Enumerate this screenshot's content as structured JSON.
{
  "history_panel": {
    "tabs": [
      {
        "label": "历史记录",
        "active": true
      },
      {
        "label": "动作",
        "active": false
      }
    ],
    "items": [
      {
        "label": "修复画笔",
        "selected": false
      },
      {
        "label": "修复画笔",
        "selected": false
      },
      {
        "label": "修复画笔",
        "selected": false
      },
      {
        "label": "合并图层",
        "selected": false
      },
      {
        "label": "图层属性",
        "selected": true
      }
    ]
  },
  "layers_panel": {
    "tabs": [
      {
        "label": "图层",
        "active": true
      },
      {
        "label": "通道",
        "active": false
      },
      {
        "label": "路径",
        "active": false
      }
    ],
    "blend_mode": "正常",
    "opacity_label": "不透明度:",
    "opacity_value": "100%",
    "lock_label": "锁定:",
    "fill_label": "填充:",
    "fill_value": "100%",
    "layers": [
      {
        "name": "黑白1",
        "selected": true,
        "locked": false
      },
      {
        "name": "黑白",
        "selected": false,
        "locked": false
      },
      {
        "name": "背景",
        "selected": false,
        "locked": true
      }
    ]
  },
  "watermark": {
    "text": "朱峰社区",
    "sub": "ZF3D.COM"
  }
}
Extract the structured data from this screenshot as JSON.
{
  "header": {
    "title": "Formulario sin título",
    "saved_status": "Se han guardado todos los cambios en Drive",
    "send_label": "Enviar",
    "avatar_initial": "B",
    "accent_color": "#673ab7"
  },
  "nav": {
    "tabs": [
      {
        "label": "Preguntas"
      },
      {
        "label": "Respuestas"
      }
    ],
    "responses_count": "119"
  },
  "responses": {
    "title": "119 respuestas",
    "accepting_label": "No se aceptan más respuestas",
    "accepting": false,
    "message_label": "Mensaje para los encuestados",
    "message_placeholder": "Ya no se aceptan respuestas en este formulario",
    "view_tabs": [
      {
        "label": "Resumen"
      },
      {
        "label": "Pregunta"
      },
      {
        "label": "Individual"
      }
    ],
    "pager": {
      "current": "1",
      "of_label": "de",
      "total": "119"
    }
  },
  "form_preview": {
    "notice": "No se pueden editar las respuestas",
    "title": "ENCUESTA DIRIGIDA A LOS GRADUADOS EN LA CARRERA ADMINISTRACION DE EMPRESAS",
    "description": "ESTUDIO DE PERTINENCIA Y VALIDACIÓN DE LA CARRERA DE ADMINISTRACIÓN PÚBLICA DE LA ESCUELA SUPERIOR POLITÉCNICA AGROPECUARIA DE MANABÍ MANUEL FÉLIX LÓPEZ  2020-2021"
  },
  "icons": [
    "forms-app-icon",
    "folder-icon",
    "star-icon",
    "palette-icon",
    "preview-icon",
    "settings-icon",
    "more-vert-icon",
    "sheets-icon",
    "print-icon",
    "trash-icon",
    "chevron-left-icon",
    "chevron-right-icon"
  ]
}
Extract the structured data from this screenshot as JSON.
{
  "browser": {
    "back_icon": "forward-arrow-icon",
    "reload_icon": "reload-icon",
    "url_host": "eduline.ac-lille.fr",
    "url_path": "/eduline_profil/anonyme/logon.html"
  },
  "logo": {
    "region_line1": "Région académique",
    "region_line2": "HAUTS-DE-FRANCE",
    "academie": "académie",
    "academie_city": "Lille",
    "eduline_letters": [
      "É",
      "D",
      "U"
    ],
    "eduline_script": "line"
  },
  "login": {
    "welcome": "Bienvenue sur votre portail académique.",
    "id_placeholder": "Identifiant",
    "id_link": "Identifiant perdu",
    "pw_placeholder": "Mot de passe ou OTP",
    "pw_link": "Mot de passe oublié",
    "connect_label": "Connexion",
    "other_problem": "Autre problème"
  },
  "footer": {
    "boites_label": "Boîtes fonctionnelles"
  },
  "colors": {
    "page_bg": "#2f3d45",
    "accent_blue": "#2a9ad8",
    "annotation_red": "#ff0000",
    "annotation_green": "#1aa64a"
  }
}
* * *
▸ **EXERCISE DIRECTIONS**:
Extract the complete data, matching each line exactly.

▸ **RESPONSE FOR THIS EXERCISE**:
Enumerate this screenshot's content as structured JSON.
{
  "history_panel": {
    "tabs": [
      {
        "label": "历史记录",
        "active": true
      },
      {
        "label": "动作",
        "active": false
      }
    ],
    "items": [
      {
        "label": "修复画笔",
        "selected": false
      },
      {
        "label": "修复画笔",
        "selected": false
      },
      {
        "label": "修复画笔",
        "selected": false
      },
      {
        "label": "合并图层",
        "selected": false
      },
      {
        "label": "图层属性",
        "selected": true
      }
    ]
  },
  "layers_panel": {
    "tabs": [
      {
        "label": "图层",
        "active": true
      },
      {
        "label": "通道",
        "active": false
      },
      {
        "label": "路径",
        "active": false
      }
    ],
    "blend_mode": "正常",
    "opacity_label": "不透明度:",
    "opacity_value": "100%",
    "lock_label": "锁定:",
    "fill_label": "填充:",
    "fill_value": "100%",
    "layers": [
      {
        "name": "黑白1",
        "selected": true,
        "locked": false
      },
      {
        "name": "黑白",
        "selected": false,
        "locked": false
      },
      {
        "name": "背景",
        "selected": false,
        "locked": true
      }
    ]
  },
  "watermark": {
    "text": "朱峰社区",
    "sub": "ZF3D.COM"
  }
}
Extract the structured data from this screenshot as JSON.
{
  "header": {
    "title": "Formulario sin título",
    "saved_status": "Se han guardado todos los cambios en Drive",
    "send_label": "Enviar",
    "avatar_initial": "B",
    "accent_color": "#673ab7"
  },
  "nav": {
    "tabs": [
      {
        "label": "Preguntas"
      },
      {
        "label": "Respuestas"
      }
    ],
    "responses_count": "119"
  },
  "responses": {
    "title": "119 respuestas",
    "accepting_label": "No se aceptan más respuestas",
    "accepting": false,
    "message_label": "Mensaje para los encuestados",
    "message_placeholder": "Ya no se aceptan respuestas en este formulario",
    "view_tabs": [
      {
        "label": "Resumen"
      },
      {
        "label": "Pregunta"
      },
      {
        "label": "Individual"
      }
    ],
    "pager": {
      "current": "1",
      "of_label": "de",
      "total": "119"
    }
  },
  "form_preview": {
    "notice": "No se pueden editar las respuestas",
    "title": "ENCUESTA DIRIGIDA A LOS GRADUADOS EN LA CARRERA ADMINISTRACION DE EMPRESAS",
    "description": "ESTUDIO DE PERTINENCIA Y VALIDACIÓN DE LA CARRERA DE ADMINISTRACIÓN PÚBLICA DE LA ESCUELA SUPERIOR POLITÉCNICA AGROPECUARIA DE MANABÍ MANUEL FÉLIX LÓPEZ  2020-2021"
  },
  "icons": [
    "forms-app-icon",
    "folder-icon",
    "star-icon",
    "palette-icon",
    "preview-icon",
    "settings-icon",
    "more-vert-icon",
    "sheets-icon",
    "print-icon",
    "trash-icon",
    "chevron-left-icon",
    "chevron-right-icon"
  ]
}
Extract the structured data from this screenshot as JSON.
{
  "browser": {
    "back_icon": "forward-arrow-icon",
    "reload_icon": "reload-icon",
    "url_host": "eduline.ac-lille.fr",
    "url_path": "/eduline_profil/anonyme/logon.html"
  },
  "logo": {
    "region_line1": "Région académique",
    "region_line2": "HAUTS-DE-FRANCE",
    "academie": "académie",
    "academie_city": "Lille",
    "eduline_letters": [
      "É",
      "D",
      "U"
    ],
    "eduline_script": "line"
  },
  "login": {
    "welcome": "Bienvenue sur votre portail académique.",
    "id_placeholder": "Identifiant",
    "id_link": "Identifiant perdu",
    "pw_placeholder": "Mot de passe ou OTP",
    "pw_link": "Mot de passe oublié",
    "connect_label": "Connexion",
    "other_problem": "Autre problème"
  },
  "footer": {
    "boites_label": "Boîtes fonctionnelles"
  },
  "colors": {
    "page_bg": "#2f3d45",
    "accent_blue": "#2a9ad8",
    "annotation_red": "#ff0000",
    "annotation_green": "#1aa64a"
  }
}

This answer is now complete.